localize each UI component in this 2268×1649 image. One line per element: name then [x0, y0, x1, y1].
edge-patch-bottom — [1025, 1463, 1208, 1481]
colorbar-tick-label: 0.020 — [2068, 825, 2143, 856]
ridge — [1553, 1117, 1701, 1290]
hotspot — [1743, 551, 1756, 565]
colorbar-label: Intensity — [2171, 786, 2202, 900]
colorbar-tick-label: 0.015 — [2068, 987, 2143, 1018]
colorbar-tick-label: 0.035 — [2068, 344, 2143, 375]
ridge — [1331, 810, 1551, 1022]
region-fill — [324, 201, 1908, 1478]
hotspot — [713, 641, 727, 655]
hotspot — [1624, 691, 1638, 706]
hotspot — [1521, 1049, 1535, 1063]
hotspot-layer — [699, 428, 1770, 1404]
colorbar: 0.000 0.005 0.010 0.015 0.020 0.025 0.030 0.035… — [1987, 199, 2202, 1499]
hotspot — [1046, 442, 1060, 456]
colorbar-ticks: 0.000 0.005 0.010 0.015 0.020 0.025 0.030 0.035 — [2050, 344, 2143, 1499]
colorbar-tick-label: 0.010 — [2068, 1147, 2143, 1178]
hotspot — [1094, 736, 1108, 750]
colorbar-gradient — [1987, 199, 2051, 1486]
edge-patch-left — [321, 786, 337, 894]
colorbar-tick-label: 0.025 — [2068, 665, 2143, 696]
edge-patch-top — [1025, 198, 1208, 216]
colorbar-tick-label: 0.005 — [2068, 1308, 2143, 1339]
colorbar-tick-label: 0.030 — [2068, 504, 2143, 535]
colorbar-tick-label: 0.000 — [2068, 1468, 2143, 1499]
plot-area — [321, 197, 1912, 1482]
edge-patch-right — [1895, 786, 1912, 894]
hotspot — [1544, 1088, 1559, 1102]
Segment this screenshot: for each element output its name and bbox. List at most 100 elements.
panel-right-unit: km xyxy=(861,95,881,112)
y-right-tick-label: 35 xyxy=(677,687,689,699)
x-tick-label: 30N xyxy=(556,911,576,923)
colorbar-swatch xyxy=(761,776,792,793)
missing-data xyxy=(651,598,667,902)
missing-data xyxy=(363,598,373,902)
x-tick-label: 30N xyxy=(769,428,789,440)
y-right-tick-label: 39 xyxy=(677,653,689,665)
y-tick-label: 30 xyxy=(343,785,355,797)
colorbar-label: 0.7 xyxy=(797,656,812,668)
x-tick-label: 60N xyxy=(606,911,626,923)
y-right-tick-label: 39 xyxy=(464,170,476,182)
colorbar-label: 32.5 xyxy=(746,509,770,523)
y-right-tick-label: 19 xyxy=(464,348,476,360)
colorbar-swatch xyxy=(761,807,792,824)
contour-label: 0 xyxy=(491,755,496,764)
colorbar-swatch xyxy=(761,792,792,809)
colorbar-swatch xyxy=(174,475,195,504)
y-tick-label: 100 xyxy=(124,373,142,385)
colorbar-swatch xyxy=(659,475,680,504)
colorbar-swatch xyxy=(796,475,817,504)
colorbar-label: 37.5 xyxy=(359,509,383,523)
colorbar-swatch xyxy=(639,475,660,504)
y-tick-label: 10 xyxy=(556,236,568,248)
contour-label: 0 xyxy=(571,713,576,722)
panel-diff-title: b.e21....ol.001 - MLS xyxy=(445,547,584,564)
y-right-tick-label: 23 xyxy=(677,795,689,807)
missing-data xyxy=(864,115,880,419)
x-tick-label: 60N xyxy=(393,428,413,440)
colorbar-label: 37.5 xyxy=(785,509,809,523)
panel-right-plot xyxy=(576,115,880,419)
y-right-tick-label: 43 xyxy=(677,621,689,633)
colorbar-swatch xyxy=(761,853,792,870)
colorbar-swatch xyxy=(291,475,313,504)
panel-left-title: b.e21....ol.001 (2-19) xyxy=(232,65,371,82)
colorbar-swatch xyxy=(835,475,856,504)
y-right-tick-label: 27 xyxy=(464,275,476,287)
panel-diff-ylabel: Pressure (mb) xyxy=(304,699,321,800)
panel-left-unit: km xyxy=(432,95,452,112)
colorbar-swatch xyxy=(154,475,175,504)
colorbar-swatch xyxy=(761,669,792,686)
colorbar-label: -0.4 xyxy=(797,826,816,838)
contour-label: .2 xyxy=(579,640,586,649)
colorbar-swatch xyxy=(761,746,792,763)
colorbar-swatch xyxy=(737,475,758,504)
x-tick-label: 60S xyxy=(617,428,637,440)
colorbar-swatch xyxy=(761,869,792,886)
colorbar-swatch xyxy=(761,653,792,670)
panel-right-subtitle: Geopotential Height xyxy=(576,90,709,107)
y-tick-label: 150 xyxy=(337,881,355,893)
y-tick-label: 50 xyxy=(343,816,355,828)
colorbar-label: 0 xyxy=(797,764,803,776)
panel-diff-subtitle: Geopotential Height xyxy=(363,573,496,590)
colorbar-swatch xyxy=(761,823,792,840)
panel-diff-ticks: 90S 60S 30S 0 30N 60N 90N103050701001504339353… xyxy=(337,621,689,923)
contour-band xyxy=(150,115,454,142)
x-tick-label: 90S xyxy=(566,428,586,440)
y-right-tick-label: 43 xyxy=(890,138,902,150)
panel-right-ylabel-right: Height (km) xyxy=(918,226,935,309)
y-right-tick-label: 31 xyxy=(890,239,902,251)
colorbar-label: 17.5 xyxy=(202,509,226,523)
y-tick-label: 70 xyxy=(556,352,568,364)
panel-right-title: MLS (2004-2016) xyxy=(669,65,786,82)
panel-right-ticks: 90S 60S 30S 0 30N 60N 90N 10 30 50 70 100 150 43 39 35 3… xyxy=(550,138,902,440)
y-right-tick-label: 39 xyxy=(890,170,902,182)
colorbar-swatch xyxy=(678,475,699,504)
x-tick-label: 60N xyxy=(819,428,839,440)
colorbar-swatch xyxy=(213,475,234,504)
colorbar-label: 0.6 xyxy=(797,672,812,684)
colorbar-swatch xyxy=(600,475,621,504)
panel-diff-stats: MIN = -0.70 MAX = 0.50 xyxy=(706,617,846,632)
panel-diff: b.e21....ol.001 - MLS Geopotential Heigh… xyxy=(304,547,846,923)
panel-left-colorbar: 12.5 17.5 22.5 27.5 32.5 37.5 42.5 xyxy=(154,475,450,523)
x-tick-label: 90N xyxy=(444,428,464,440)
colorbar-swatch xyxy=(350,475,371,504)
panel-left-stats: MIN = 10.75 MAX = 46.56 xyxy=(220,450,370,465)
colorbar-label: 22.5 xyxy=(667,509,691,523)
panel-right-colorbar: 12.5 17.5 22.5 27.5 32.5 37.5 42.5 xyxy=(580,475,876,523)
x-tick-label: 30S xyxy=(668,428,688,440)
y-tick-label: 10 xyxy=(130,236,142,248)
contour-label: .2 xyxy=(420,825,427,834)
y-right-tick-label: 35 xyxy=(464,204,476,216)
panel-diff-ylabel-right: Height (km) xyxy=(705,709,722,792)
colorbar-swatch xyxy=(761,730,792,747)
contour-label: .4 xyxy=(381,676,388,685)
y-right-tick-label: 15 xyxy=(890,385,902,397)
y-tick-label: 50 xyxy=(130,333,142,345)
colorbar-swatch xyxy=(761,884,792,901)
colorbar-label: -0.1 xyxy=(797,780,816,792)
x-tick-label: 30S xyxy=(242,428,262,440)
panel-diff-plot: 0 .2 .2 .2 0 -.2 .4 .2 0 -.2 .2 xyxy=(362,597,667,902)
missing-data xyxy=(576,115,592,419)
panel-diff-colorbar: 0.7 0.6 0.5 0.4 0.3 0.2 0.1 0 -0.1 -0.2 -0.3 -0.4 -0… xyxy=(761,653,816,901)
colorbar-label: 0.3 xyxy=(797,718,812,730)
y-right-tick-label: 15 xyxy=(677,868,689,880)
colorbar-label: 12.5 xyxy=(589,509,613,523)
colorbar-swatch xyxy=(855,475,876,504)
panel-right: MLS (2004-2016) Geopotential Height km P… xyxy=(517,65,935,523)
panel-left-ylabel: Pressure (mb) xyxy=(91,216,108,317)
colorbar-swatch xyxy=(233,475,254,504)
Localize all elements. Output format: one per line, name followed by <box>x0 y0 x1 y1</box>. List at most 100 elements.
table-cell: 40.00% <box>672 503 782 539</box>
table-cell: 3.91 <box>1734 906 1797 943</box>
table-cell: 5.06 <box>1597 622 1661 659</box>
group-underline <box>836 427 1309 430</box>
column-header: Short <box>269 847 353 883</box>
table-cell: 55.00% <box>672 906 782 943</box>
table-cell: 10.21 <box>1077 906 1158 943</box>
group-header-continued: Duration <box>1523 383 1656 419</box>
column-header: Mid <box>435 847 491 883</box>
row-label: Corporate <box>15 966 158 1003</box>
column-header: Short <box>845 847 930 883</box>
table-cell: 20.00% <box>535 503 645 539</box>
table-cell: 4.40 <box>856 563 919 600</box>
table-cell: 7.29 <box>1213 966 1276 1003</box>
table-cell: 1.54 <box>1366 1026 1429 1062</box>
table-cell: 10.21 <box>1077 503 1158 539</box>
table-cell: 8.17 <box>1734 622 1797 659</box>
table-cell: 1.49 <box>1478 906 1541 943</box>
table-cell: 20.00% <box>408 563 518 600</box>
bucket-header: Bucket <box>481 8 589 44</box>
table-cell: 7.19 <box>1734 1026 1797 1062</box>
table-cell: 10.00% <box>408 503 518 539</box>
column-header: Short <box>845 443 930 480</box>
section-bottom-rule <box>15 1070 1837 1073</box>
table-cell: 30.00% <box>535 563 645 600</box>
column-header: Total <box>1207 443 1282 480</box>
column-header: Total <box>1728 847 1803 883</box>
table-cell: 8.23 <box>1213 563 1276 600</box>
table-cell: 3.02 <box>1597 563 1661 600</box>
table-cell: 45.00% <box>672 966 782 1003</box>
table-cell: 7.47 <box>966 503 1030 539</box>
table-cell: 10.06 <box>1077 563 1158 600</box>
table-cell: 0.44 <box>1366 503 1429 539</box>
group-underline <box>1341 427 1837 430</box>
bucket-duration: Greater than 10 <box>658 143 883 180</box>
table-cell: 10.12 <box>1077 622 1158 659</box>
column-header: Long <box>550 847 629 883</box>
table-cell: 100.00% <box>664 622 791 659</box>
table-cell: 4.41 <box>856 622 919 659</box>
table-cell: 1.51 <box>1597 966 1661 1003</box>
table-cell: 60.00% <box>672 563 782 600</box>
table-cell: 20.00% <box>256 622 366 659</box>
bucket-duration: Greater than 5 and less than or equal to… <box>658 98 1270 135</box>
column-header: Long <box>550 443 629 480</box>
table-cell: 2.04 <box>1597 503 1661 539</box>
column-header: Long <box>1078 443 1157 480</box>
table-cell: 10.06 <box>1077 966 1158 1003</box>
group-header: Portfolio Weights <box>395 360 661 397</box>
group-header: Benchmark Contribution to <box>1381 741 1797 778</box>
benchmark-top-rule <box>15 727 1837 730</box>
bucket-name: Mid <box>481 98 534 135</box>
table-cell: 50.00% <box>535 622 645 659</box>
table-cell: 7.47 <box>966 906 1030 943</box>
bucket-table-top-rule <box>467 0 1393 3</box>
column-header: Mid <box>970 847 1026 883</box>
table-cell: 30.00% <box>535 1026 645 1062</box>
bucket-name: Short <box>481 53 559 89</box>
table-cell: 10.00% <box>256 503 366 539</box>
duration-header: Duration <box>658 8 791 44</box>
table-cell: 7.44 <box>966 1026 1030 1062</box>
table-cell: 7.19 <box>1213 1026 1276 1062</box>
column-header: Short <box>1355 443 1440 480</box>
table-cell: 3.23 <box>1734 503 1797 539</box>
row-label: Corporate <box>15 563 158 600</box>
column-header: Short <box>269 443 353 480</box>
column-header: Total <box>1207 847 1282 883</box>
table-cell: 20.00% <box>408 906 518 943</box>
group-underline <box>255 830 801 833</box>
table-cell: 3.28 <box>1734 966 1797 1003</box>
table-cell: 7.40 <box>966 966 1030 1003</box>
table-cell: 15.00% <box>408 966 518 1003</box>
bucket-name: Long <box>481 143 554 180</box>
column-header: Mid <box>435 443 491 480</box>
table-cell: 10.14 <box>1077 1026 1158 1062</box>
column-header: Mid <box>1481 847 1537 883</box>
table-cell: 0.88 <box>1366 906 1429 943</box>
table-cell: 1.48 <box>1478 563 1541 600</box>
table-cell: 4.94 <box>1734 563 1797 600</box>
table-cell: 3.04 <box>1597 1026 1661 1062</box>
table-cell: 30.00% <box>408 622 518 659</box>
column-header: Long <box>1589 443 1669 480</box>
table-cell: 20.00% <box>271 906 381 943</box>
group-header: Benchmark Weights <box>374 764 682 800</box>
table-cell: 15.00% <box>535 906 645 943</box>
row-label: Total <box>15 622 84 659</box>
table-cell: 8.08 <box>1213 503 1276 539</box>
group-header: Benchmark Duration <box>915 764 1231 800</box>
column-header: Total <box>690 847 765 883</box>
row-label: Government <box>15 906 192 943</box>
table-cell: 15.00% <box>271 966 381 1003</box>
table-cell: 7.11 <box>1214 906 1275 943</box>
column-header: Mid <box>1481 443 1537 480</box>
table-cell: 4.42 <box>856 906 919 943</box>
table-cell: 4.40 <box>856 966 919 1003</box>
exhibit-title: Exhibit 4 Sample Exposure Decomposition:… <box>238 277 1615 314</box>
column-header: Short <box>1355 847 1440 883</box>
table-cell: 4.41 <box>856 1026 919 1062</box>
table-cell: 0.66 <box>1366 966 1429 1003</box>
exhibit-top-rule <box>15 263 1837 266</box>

******************************

DIRECTION -> Write out the material word for word, from the first line of the records up to and including the line with "colorbar-label: Intensity —".

EXERCISE SOLUTION ->
localize each UI component in this 2268×1649 image. One line per element: name then [x0, y0, x1, y1].
edge-patch-bottom — [1025, 1463, 1208, 1481]
colorbar-tick-label: 0.020 — [2068, 825, 2143, 856]
ridge — [1553, 1117, 1701, 1290]
hotspot — [1743, 551, 1756, 565]
colorbar-label: Intensity — [2171, 786, 2202, 900]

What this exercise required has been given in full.